** START OF Records shown **

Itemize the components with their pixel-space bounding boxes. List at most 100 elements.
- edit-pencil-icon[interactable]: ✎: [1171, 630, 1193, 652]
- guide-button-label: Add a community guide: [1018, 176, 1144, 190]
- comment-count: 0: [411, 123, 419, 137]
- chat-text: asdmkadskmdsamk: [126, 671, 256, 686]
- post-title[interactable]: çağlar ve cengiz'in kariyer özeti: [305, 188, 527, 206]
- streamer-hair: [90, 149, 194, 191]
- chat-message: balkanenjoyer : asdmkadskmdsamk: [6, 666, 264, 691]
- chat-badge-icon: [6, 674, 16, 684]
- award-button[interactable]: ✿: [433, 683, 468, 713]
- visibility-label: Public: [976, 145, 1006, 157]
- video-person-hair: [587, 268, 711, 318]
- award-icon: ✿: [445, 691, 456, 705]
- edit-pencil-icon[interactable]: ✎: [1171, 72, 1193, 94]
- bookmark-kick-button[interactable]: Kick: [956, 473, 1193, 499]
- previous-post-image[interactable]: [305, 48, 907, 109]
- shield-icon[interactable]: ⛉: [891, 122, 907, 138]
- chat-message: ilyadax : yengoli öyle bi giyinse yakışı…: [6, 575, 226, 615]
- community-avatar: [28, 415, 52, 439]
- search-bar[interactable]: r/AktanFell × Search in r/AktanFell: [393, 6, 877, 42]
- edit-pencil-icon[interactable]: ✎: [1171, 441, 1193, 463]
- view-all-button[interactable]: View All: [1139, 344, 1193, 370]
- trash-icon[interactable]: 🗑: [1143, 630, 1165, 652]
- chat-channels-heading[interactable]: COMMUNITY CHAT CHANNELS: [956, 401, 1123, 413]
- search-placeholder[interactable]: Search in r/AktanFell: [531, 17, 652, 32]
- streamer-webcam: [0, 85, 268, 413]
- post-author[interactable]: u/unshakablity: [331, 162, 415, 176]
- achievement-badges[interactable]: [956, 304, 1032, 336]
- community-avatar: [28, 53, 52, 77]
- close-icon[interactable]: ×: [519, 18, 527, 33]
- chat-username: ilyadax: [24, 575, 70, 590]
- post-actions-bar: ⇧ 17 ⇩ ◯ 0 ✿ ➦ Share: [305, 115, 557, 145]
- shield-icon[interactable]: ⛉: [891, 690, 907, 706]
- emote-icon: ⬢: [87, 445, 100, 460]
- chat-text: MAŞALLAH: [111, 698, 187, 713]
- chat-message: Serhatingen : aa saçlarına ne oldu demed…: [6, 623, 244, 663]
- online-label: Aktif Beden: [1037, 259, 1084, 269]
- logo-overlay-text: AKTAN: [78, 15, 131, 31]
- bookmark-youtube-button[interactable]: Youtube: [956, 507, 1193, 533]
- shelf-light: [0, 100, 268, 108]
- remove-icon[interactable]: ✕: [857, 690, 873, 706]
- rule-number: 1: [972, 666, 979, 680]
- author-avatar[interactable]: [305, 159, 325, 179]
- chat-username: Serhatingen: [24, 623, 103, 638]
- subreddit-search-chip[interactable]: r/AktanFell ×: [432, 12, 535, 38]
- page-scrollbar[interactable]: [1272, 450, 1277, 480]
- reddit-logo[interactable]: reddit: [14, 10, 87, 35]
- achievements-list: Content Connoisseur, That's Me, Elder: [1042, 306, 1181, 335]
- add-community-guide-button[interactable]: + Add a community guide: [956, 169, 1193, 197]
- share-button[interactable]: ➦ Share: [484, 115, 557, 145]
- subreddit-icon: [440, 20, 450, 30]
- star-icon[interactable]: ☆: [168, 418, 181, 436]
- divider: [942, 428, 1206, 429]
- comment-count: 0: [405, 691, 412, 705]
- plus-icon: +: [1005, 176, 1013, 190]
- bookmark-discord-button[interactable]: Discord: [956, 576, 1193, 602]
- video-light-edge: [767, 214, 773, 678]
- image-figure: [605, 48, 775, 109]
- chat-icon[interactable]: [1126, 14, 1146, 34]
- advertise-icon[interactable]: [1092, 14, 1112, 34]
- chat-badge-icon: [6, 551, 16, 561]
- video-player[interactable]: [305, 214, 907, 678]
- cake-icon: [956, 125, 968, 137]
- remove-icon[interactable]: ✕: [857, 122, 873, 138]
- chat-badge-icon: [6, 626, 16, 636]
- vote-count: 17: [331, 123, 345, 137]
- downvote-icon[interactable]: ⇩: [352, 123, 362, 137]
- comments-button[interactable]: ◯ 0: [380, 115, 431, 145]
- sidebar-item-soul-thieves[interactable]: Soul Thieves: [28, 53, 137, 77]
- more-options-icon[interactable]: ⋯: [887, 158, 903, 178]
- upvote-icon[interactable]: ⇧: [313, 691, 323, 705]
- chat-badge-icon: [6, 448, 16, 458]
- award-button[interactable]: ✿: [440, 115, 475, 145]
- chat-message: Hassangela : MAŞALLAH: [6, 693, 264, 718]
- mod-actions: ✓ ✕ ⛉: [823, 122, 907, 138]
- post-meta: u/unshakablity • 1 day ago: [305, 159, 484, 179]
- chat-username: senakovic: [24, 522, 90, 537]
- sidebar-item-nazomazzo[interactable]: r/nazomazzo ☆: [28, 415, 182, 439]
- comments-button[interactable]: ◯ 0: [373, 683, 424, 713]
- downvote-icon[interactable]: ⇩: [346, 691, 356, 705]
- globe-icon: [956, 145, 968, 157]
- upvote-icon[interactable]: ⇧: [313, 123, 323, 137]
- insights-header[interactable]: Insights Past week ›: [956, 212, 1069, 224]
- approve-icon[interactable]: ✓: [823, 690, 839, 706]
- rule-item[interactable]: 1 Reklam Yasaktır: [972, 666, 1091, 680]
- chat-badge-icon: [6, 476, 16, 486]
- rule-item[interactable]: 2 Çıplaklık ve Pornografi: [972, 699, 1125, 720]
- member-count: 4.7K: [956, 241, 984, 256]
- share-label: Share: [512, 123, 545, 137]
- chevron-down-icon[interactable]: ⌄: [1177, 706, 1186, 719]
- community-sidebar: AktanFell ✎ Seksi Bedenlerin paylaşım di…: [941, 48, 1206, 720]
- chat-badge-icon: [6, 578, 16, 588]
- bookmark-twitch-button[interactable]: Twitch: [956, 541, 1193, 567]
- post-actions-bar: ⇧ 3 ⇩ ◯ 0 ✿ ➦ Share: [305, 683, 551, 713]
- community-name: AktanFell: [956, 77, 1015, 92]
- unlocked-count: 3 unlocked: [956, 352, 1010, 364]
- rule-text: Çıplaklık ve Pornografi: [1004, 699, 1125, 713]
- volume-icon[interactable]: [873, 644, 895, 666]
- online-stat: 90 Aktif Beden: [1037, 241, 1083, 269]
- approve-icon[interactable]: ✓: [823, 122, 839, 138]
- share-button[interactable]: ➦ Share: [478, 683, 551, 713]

** END OF Records shown **

### Exercise objective
Can you render every line of the records above as a numbered list, leaving out any blank lines?

### The completed task
1. Itemize the components with their pixel-space bounding boxes. List at most 100 elements.
2. - edit-pencil-icon[interactable]: ✎: [1171, 630, 1193, 652]
3. - guide-button-label: Add a community guide: [1018, 176, 1144, 190]
4. - comment-count: 0: [411, 123, 419, 137]
5. - chat-text: asdmkadskmdsamk: [126, 671, 256, 686]
6. - post-title[interactable]: çağlar ve cengiz'in kariyer özeti: [305, 188, 527, 206]
7. - streamer-hair: [90, 149, 194, 191]
8. - chat-message: balkanenjoyer : asdmkadskmdsamk: [6, 666, 264, 691]
9. - chat-badge-icon: [6, 674, 16, 684]
10. - award-button[interactable]: ✿: [433, 683, 468, 713]
11. - visibility-label: Public: [976, 145, 1006, 157]
12. - video-person-hair: [587, 268, 711, 318]
13. - award-icon: ✿: [445, 691, 456, 705]
14. - edit-pencil-icon[interactable]: ✎: [1171, 72, 1193, 94]
15. - bookmark-kick-button[interactable]: Kick: [956, 473, 1193, 499]
16. - previous-post-image[interactable]: [305, 48, 907, 109]
17. - shield-icon[interactable]: ⛉: [891, 122, 907, 138]
18. - chat-message: ilyadax : yengoli öyle bi giyinse yakışı…: [6, 575, 226, 615]
19. - community-avatar: [28, 415, 52, 439]
20. - search-bar[interactable]: r/AktanFell × Search in r/AktanFell: [393, 6, 877, 42]
21. - edit-pencil-icon[interactable]: ✎: [1171, 441, 1193, 463]
22. - view-all-button[interactable]: View All: [1139, 344, 1193, 370]
23. - trash-icon[interactable]: 🗑: [1143, 630, 1165, 652]
24. - chat-channels-heading[interactable]: COMMUNITY CHAT CHANNELS: [956, 401, 1123, 413]
25. - search-placeholder[interactable]: Search in r/AktanFell: [531, 17, 652, 32]
26. - streamer-webcam: [0, 85, 268, 413]
27. - post-author[interactable]: u/unshakablity: [331, 162, 415, 176]
28. - achievement-badges[interactable]: [956, 304, 1032, 336]
29. - community-avatar: [28, 53, 52, 77]
30. - close-icon[interactable]: ×: [519, 18, 527, 33]
31. - chat-username: ilyadax: [24, 575, 70, 590]
32. - post-actions-bar: ⇧ 17 ⇩ ◯ 0 ✿ ➦ Share: [305, 115, 557, 145]
33. - shield-icon[interactable]: ⛉: [891, 690, 907, 706]
34. - emote-icon: ⬢: [87, 445, 100, 460]
35. - chat-text: MAŞALLAH: [111, 698, 187, 713]
36. - chat-message: Serhatingen : aa saçlarına ne oldu demed…: [6, 623, 244, 663]
37. - online-label: Aktif Beden: [1037, 259, 1084, 269]
38. - logo-overlay-text: AKTAN: [78, 15, 131, 31]
39. - bookmark-youtube-button[interactable]: Youtube: [956, 507, 1193, 533]
40. - shelf-light: [0, 100, 268, 108]
41. - remove-icon[interactable]: ✕: [857, 690, 873, 706]
42. - rule-number: 1: [972, 666, 979, 680]
43. - author-avatar[interactable]: [305, 159, 325, 179]
44. - chat-username: Serhatingen: [24, 623, 103, 638]
45. - subreddit-search-chip[interactable]: r/AktanFell ×: [432, 12, 535, 38]
46. - page-scrollbar[interactable]: [1272, 450, 1277, 480]
47. - reddit-logo[interactable]: reddit: [14, 10, 87, 35]
48. - achievements-list: Content Connoisseur, That's Me, Elder: [1042, 306, 1181, 335]
49. - add-community-guide-button[interactable]: + Add a community guide: [956, 169, 1193, 197]
50. - share-button[interactable]: ➦ Share: [484, 115, 557, 145]
51. - subreddit-icon: [440, 20, 450, 30]
52. - star-icon[interactable]: ☆: [168, 418, 181, 436]
53. - divider: [942, 428, 1206, 429]
54. - comment-count: 0: [405, 691, 412, 705]
55. - plus-icon: +: [1005, 176, 1013, 190]
56. - bookmark-discord-button[interactable]: Discord: [956, 576, 1193, 602]
57. - video-light-edge: [767, 214, 773, 678]
58. - image-figure: [605, 48, 775, 109]
59. - chat-icon[interactable]: [1126, 14, 1146, 34]
60. - advertise-icon[interactable]: [1092, 14, 1112, 34]
61. - chat-badge-icon: [6, 551, 16, 561]
62. - video-player[interactable]: [305, 214, 907, 678]
63. - cake-icon: [956, 125, 968, 137]
64. - remove-icon[interactable]: ✕: [857, 122, 873, 138]
65. - chat-badge-icon: [6, 626, 16, 636]
66. - vote-count: 17: [331, 123, 345, 137]
67. - downvote-icon[interactable]: ⇩: [352, 123, 362, 137]
68. - comments-button[interactable]: ◯ 0: [380, 115, 431, 145]
69. - sidebar-item-soul-thieves[interactable]: Soul Thieves: [28, 53, 137, 77]
70. - more-options-icon[interactable]: ⋯: [887, 158, 903, 178]
71. - upvote-icon[interactable]: ⇧: [313, 691, 323, 705]
72. - chat-badge-icon: [6, 448, 16, 458]
73. - award-button[interactable]: ✿: [440, 115, 475, 145]
74. - chat-message: Hassangela : MAŞALLAH: [6, 693, 264, 718]
75. - mod-actions: ✓ ✕ ⛉: [823, 122, 907, 138]
76. - post-meta: u/unshakablity • 1 day ago: [305, 159, 484, 179]
77. - chat-username: senakovic: [24, 522, 90, 537]
78. - sidebar-item-nazomazzo[interactable]: r/nazomazzo ☆: [28, 415, 182, 439]
79. - comments-button[interactable]: ◯ 0: [373, 683, 424, 713]
80. - downvote-icon[interactable]: ⇩: [346, 691, 356, 705]
81. - globe-icon: [956, 145, 968, 157]
82. - upvote-icon[interactable]: ⇧: [313, 123, 323, 137]
83. - insights-header[interactable]: Insights Past week ›: [956, 212, 1069, 224]
84. - approve-icon[interactable]: ✓: [823, 690, 839, 706]
85. - rule-item[interactable]: 1 Reklam Yasaktır: [972, 666, 1091, 680]
86. - chat-badge-icon: [6, 476, 16, 486]
87. - rule-item[interactable]: 2 Çıplaklık ve Pornografi: [972, 699, 1125, 720]
88. - member-count: 4.7K: [956, 241, 984, 256]
89. - share-label: Share: [512, 123, 545, 137]
90. - chevron-down-icon[interactable]: ⌄: [1177, 706, 1186, 719]
91. - community-sidebar: AktanFell ✎ Seksi Bedenlerin paylaşım di…: [941, 48, 1206, 720]
92. - chat-badge-icon: [6, 578, 16, 588]
93. - bookmark-twitch-button[interactable]: Twitch: [956, 541, 1193, 567]
94. - post-actions-bar: ⇧ 3 ⇩ ◯ 0 ✿ ➦ Share: [305, 683, 551, 713]
95. - community-name: AktanFell: [956, 77, 1015, 92]
96. - unlocked-count: 3 unlocked: [956, 352, 1010, 364]
97. - rule-text: Çıplaklık ve Pornografi: [1004, 699, 1125, 713]
98. - volume-icon[interactable]: [873, 644, 895, 666]
99. - online-stat: 90 Aktif Beden: [1037, 241, 1083, 269]
100. - approve-icon[interactable]: ✓: [823, 122, 839, 138]
101. - share-button[interactable]: ➦ Share: [478, 683, 551, 713]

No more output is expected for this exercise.